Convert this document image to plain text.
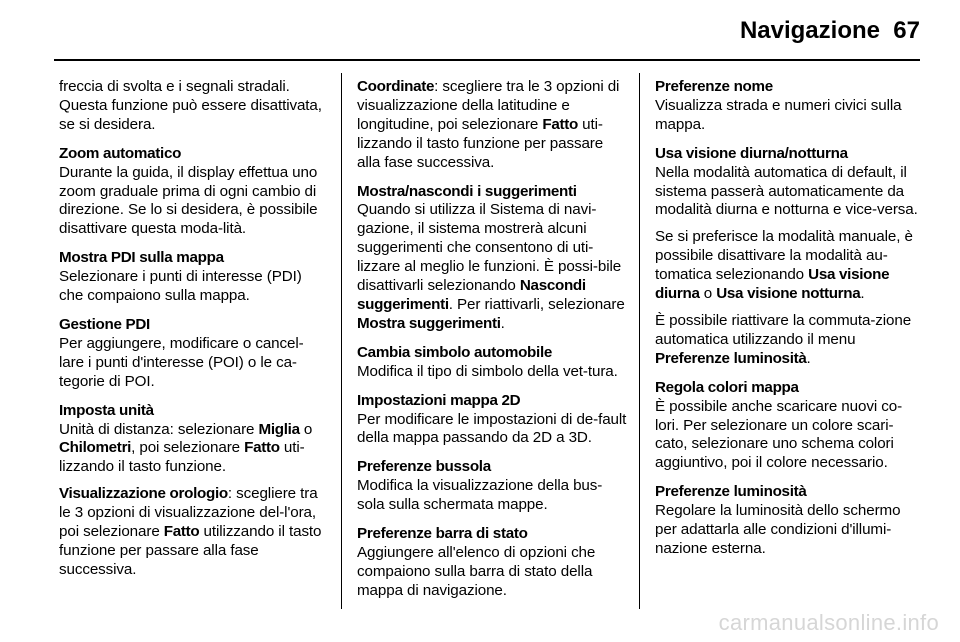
Navigazione 67

freccia di svolta e i segnali stradali. Questa funzione può essere disattivata, se si desidera.

Zoom automatico

Durante la guida, il display effettua uno zoom graduale prima di ogni cambio di direzione. Se lo si desidera, è possibile disattivare questa moda-lità.

Mostra PDI sulla mappa

Selezionare i punti di interesse (PDI) che compaiono sulla mappa.

Gestione PDI

Per aggiungere, modificare o cancel-lare i punti d'interesse (POI) o le ca-tegorie di POI.

Imposta unità

Unità di distanza: selezionare Miglia o Chilometri, poi selezionare Fatto uti-lizzando il tasto funzione.

Visualizzazione orologio: scegliere tra le 3 opzioni di visualizzazione del-l'ora, poi selezionare Fatto utilizzando il tasto funzione per passare alla fase successiva.

Coordinate: scegliere tra le 3 opzioni di visualizzazione della latitudine e longitudine, poi selezionare Fatto uti-lizzando il tasto funzione per passare alla fase successiva.

Mostra/nascondi i suggerimenti

Quando si utilizza il Sistema di navi-gazione, il sistema mostrerà alcuni suggerimenti che consentono di uti-lizzare al meglio le funzioni. È possi-bile disattivarli selezionando Nascondi suggerimenti. Per riattivarli, selezionare Mostra suggerimenti.

Cambia simbolo automobile

Modifica il tipo di simbolo della vet-tura.

Impostazioni mappa 2D

Per modificare le impostazioni di de-fault della mappa passando da 2D a 3D.

Preferenze bussola

Modifica la visualizzazione della bus-sola sulla schermata mappe.

Preferenze barra di stato

Aggiungere all'elenco di opzioni che compaiono sulla barra di stato della mappa di navigazione.

Preferenze nome

Visualizza strada e numeri civici sulla mappa.

Usa visione diurna/notturna

Nella modalità automatica di default, il sistema passerà automaticamente da modalità diurna e notturna e vice-versa.

Se si preferisce la modalità manuale, è possibile disattivare la modalità au-tomatica selezionando Usa visione diurna o Usa visione notturna.

È possibile riattivare la commuta-zione automatica utilizzando il menu Preferenze luminosità.

Regola colori mappa

È possibile anche scaricare nuovi co-lori. Per selezionare un colore scari-cato, selezionare uno schema colori aggiuntivo, poi il colore necessario.

Preferenze luminosità

Regolare la luminosità dello schermo per adattarla alle condizioni d'illumi-nazione esterna.

carmanualsonline.info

********************

Exercise goal → Within the material above, find the lines that contain the word "automatica"; copy them.

Reply to the exercise →
Nella modalità automatica di default, il sistema passerà automaticamente da modalità diurna e notturna e vice-versa.
È possibile riattivare la commuta-zione automatica utilizzando il menu Preferenze luminosità.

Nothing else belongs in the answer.